Records for processing:
** Begin **

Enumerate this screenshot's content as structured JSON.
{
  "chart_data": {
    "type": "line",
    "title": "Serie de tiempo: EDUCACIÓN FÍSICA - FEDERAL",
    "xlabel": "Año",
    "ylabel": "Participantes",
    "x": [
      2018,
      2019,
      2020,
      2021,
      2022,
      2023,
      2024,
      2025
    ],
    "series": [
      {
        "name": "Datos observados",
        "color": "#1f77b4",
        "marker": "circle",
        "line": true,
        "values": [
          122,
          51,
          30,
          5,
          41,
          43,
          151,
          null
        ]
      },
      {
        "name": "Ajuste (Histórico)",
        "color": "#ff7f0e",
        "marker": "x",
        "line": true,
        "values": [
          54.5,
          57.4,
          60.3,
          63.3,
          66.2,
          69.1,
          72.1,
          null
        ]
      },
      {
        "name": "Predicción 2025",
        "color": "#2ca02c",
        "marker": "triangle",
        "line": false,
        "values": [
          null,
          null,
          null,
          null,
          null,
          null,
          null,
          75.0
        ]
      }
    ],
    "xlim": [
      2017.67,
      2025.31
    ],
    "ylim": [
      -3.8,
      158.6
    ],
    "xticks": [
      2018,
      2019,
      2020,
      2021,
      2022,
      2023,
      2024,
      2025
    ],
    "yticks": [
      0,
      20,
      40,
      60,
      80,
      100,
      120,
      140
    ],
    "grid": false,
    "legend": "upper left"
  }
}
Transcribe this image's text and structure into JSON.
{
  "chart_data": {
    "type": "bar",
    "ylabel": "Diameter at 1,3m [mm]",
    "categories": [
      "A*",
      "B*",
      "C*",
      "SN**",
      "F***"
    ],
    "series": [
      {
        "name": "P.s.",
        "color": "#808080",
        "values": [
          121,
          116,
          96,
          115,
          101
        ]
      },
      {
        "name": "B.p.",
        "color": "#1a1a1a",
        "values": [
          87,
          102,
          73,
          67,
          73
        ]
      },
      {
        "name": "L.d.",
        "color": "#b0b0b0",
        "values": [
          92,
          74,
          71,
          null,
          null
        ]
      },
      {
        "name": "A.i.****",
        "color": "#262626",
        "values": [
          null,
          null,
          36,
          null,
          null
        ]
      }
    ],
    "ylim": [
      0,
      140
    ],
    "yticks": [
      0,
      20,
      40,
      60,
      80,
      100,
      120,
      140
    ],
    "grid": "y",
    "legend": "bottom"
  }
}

** End **

Exactly reproduce all of the entries.

Answer below:
Enumerate this screenshot's content as structured JSON.
{
  "chart_data": {
    "type": "line",
    "title": "Serie de tiempo: EDUCACIÓN FÍSICA - FEDERAL",
    "xlabel": "Año",
    "ylabel": "Participantes",
    "x": [
      2018,
      2019,
      2020,
      2021,
      2022,
      2023,
      2024,
      2025
    ],
    "series": [
      {
        "name": "Datos observados",
        "color": "#1f77b4",
        "marker": "circle",
        "line": true,
        "values": [
          122,
          51,
          30,
          5,
          41,
          43,
          151,
          null
        ]
      },
      {
        "name": "Ajuste (Histórico)",
        "color": "#ff7f0e",
        "marker": "x",
        "line": true,
        "values": [
          54.5,
          57.4,
          60.3,
          63.3,
          66.2,
          69.1,
          72.1,
          null
        ]
      },
      {
        "name": "Predicción 2025",
        "color": "#2ca02c",
        "marker": "triangle",
        "line": false,
        "values": [
          null,
          null,
          null,
          null,
          null,
          null,
          null,
          75.0
        ]
      }
    ],
    "xlim": [
      2017.67,
      2025.31
    ],
    "ylim": [
      -3.8,
      158.6
    ],
    "xticks": [
      2018,
      2019,
      2020,
      2021,
      2022,
      2023,
      2024,
      2025
    ],
    "yticks": [
      0,
      20,
      40,
      60,
      80,
      100,
      120,
      140
    ],
    "grid": false,
    "legend": "upper left"
  }
}
Transcribe this image's text and structure into JSON.
{
  "chart_data": {
    "type": "bar",
    "ylabel": "Diameter at 1,3m [mm]",
    "categories": [
      "A*",
      "B*",
      "C*",
      "SN**",
      "F***"
    ],
    "series": [
      {
        "name": "P.s.",
        "color": "#808080",
        "values": [
          121,
          116,
          96,
          115,
          101
        ]
      },
      {
        "name": "B.p.",
        "color": "#1a1a1a",
        "values": [
          87,
          102,
          73,
          67,
          73
        ]
      },
      {
        "name": "L.d.",
        "color": "#b0b0b0",
        "values": [
          92,
          74,
          71,
          null,
          null
        ]
      },
      {
        "name": "A.i.****",
        "color": "#262626",
        "values": [
          null,
          null,
          36,
          null,
          null
        ]
      }
    ],
    "ylim": [
      0,
      140
    ],
    "yticks": [
      0,
      20,
      40,
      60,
      80,
      100,
      120,
      140
    ],
    "grid": "y",
    "legend": "bottom"
  }
}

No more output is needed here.